### GOAL OF THE EXERCISE
Reproduce the entries exactly.

### RECORDS FOR THE EXERCISE
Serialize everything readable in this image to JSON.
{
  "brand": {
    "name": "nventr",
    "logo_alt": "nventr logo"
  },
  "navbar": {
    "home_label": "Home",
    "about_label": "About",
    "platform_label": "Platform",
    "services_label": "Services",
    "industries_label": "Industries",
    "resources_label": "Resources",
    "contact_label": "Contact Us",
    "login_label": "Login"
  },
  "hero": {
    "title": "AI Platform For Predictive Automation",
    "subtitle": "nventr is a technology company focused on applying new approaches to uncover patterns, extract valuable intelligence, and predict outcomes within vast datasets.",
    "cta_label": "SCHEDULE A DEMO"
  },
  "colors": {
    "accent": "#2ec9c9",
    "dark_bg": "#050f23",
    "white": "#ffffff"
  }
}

### CORRECT OUTPUT
Serialize everything readable in this image to JSON.
{
  "brand": {
    "name": "nventr",
    "logo_alt": "nventr logo"
  },
  "navbar": {
    "home_label": "Home",
    "about_label": "About",
    "platform_label": "Platform",
    "services_label": "Services",
    "industries_label": "Industries",
    "resources_label": "Resources",
    "contact_label": "Contact Us",
    "login_label": "Login"
  },
  "hero": {
    "title": "AI Platform For Predictive Automation",
    "subtitle": "nventr is a technology company focused on applying new approaches to uncover patterns, extract valuable intelligence, and predict outcomes within vast datasets.",
    "cta_label": "SCHEDULE A DEMO"
  },
  "colors": {
    "accent": "#2ec9c9",
    "dark_bg": "#050f23",
    "white": "#ffffff"
  }
}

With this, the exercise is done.